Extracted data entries
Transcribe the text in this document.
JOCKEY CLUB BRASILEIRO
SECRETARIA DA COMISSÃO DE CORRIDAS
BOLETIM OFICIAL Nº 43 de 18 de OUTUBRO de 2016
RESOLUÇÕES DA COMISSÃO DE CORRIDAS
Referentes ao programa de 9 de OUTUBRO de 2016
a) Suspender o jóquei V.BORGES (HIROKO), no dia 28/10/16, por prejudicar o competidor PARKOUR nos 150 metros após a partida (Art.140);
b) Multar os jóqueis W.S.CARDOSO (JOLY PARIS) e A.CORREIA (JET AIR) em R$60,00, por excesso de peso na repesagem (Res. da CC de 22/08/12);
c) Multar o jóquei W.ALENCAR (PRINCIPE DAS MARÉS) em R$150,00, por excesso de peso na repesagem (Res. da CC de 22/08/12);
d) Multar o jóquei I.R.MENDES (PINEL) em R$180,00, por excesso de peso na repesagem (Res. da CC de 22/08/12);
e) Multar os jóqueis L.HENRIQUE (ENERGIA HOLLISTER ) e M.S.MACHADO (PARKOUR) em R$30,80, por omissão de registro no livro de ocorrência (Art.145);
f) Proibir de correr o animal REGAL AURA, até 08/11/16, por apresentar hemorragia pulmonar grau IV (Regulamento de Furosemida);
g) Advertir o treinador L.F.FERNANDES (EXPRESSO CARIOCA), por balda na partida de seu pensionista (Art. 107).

> Task description
Please reproduce all of the entries exactly as they stand.

> Written response
Transcribe the text in this document.
JOCKEY CLUB BRASILEIRO
SECRETARIA DA COMISSÃO DE CORRIDAS
BOLETIM OFICIAL Nº 43 de 18 de OUTUBRO de 2016
RESOLUÇÕES DA COMISSÃO DE CORRIDAS
Referentes ao programa de 9 de OUTUBRO de 2016
a) Suspender o jóquei V.BORGES (HIROKO), no dia 28/10/16, por prejudicar o competidor PARKOUR nos 150 metros após a partida (Art.140);
b) Multar os jóqueis W.S.CARDOSO (JOLY PARIS) e A.CORREIA (JET AIR) em R$60,00, por excesso de peso na repesagem (Res. da CC de 22/08/12);
c) Multar o jóquei W.ALENCAR (PRINCIPE DAS MARÉS) em R$150,00, por excesso de peso na repesagem (Res. da CC de 22/08/12);
d) Multar o jóquei I.R.MENDES (PINEL) em R$180,00, por excesso de peso na repesagem (Res. da CC de 22/08/12);
e) Multar os jóqueis L.HENRIQUE (ENERGIA HOLLISTER ) e M.S.MACHADO (PARKOUR) em R$30,80, por omissão de registro no livro de ocorrência (Art.145);
f) Proibir de correr o animal REGAL AURA, até 08/11/16, por apresentar hemorragia pulmonar grau IV (Regulamento de Furosemida);
g) Advertir o treinador L.F.FERNANDES (EXPRESSO CARIOCA), por balda na partida de seu pensionista (Art. 107).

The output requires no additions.